▶ Directive
The listing below is to be output in its exact form.

▶ Supplied material
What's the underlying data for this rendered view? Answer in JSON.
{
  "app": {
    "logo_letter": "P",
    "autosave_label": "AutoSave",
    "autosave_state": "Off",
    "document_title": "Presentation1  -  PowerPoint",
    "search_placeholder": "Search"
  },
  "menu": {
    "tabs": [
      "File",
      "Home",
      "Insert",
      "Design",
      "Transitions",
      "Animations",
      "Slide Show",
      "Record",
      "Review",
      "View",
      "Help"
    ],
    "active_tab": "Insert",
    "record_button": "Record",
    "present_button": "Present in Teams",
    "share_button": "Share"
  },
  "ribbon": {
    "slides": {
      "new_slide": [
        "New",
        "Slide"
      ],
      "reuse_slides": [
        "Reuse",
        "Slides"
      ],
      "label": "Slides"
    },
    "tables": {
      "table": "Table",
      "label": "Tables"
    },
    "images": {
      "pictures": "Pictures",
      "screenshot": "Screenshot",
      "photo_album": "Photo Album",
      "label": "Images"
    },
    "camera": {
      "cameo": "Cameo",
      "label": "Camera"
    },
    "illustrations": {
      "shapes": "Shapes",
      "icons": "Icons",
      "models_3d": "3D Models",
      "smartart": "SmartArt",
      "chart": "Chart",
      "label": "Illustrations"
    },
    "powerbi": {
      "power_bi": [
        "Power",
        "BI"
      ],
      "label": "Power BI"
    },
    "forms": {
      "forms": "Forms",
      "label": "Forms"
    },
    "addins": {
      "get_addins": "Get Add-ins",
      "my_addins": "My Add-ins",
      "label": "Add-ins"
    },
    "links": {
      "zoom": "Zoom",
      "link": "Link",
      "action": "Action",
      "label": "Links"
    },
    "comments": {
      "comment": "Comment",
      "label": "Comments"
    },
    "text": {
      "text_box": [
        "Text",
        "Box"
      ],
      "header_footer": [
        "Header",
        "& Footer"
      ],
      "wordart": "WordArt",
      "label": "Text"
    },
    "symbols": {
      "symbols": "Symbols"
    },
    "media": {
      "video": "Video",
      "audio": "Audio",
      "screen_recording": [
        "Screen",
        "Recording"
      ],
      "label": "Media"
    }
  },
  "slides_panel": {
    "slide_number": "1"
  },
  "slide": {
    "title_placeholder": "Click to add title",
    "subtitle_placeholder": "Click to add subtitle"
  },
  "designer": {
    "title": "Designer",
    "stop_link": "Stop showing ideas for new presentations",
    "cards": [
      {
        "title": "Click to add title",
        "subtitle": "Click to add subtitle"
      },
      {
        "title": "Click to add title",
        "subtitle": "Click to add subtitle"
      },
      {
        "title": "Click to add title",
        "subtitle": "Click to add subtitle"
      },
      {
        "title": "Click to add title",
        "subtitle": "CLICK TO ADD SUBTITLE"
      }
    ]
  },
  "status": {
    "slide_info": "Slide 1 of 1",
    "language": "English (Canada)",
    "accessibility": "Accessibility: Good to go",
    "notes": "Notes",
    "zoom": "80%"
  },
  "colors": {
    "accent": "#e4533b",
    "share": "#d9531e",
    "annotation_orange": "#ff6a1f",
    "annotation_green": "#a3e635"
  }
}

▶ Response
What's the underlying data for this rendered view? Answer in JSON.
{
  "app": {
    "logo_letter": "P",
    "autosave_label": "AutoSave",
    "autosave_state": "Off",
    "document_title": "Presentation1  -  PowerPoint",
    "search_placeholder": "Search"
  },
  "menu": {
    "tabs": [
      "File",
      "Home",
      "Insert",
      "Design",
      "Transitions",
      "Animations",
      "Slide Show",
      "Record",
      "Review",
      "View",
      "Help"
    ],
    "active_tab": "Insert",
    "record_button": "Record",
    "present_button": "Present in Teams",
    "share_button": "Share"
  },
  "ribbon": {
    "slides": {
      "new_slide": [
        "New",
        "Slide"
      ],
      "reuse_slides": [
        "Reuse",
        "Slides"
      ],
      "label": "Slides"
    },
    "tables": {
      "table": "Table",
      "label": "Tables"
    },
    "images": {
      "pictures": "Pictures",
      "screenshot": "Screenshot",
      "photo_album": "Photo Album",
      "label": "Images"
    },
    "camera": {
      "cameo": "Cameo",
      "label": "Camera"
    },
    "illustrations": {
      "shapes": "Shapes",
      "icons": "Icons",
      "models_3d": "3D Models",
      "smartart": "SmartArt",
      "chart": "Chart",
      "label": "Illustrations"
    },
    "powerbi": {
      "power_bi": [
        "Power",
        "BI"
      ],
      "label": "Power BI"
    },
    "forms": {
      "forms": "Forms",
      "label": "Forms"
    },
    "addins": {
      "get_addins": "Get Add-ins",
      "my_addins": "My Add-ins",
      "label": "Add-ins"
    },
    "links": {
      "zoom": "Zoom",
      "link": "Link",
      "action": "Action",
      "label": "Links"
    },
    "comments": {
      "comment": "Comment",
      "label": "Comments"
    },
    "text": {
      "text_box": [
        "Text",
        "Box"
      ],
      "header_footer": [
        "Header",
        "& Footer"
      ],
      "wordart": "WordArt",
      "label": "Text"
    },
    "symbols": {
      "symbols": "Symbols"
    },
    "media": {
      "video": "Video",
      "audio": "Audio",
      "screen_recording": [
        "Screen",
        "Recording"
      ],
      "label": "Media"
    }
  },
  "slides_panel": {
    "slide_number": "1"
  },
  "slide": {
    "title_placeholder": "Click to add title",
    "subtitle_placeholder": "Click to add subtitle"
  },
  "designer": {
    "title": "Designer",
    "stop_link": "Stop showing ideas for new presentations",
    "cards": [
      {
        "title": "Click to add title",
        "subtitle": "Click to add subtitle"
      },
      {
        "title": "Click to add title",
        "subtitle": "Click to add subtitle"
      },
      {
        "title": "Click to add title",
        "subtitle": "Click to add subtitle"
      },
      {
        "title": "Click to add title",
        "subtitle": "CLICK TO ADD SUBTITLE"
      }
    ]
  },
  "status": {
    "slide_info": "Slide 1 of 1",
    "language": "English (Canada)",
    "accessibility": "Accessibility: Good to go",
    "notes": "Notes",
    "zoom": "80%"
  },
  "colors": {
    "accent": "#e4533b",
    "share": "#d9531e",
    "annotation_orange": "#ff6a1f",
    "annotation_green": "#a3e635"
  }
}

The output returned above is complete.